Data records
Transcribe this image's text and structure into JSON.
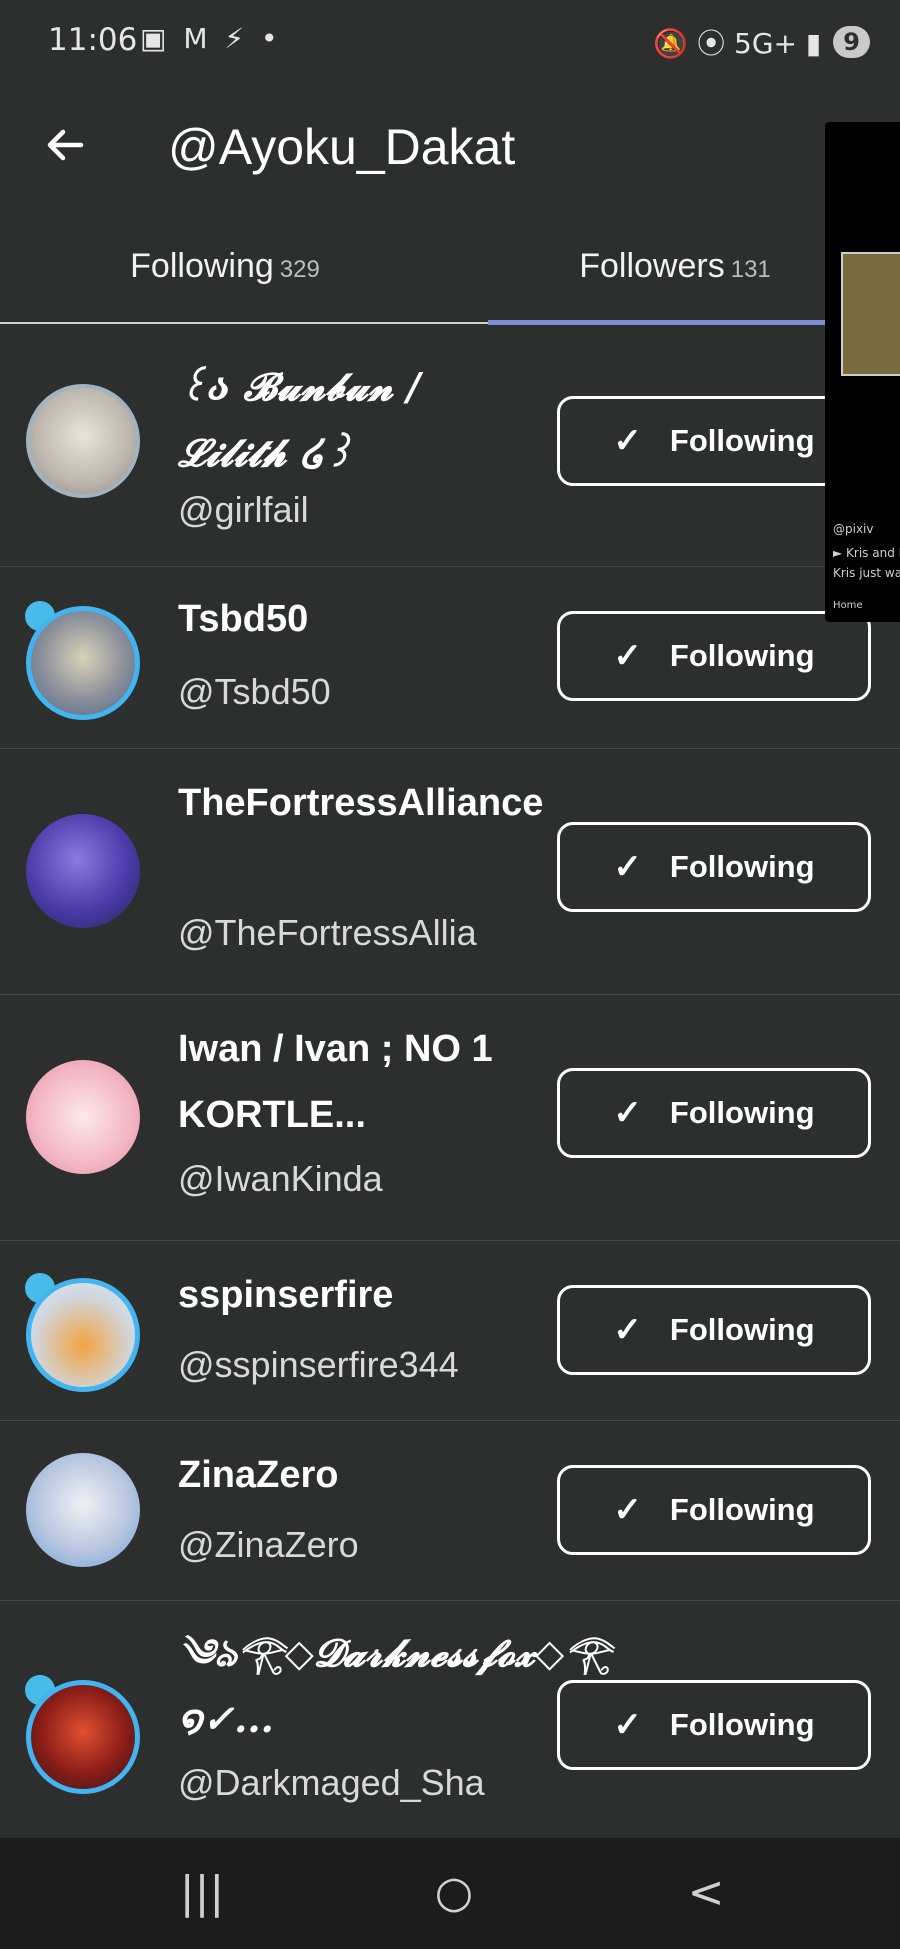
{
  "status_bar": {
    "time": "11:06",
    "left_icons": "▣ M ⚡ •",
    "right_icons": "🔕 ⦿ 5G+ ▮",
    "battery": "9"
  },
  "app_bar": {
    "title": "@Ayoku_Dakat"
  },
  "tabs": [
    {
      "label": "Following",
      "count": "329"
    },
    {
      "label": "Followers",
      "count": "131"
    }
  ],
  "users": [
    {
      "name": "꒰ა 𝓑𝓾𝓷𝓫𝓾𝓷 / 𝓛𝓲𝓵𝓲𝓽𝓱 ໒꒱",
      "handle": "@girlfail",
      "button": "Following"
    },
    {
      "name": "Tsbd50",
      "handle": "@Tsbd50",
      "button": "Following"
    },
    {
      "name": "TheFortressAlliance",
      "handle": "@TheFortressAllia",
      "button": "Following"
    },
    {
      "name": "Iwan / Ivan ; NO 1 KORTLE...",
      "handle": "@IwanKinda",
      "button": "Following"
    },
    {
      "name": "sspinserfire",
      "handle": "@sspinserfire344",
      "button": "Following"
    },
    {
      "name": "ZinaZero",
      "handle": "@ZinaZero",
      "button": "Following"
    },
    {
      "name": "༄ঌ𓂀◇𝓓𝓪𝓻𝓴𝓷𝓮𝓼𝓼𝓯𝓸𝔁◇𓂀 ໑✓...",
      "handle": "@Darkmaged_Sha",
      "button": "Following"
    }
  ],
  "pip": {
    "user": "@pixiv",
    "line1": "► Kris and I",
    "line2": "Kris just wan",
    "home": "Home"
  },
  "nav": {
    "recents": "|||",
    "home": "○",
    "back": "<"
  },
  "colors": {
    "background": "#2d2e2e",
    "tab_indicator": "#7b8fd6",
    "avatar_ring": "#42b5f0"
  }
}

Exercise:
Scan the entries above for the word "handle" and collect each line holding it.

Solution:
      "handle": "@girlfail",
      "handle": "@Tsbd50",
      "handle": "@TheFortressAllia",
      "handle": "@IwanKinda",
      "handle": "@sspinserfire344",
      "handle": "@ZinaZero",
      "handle": "@Darkmaged_Sha",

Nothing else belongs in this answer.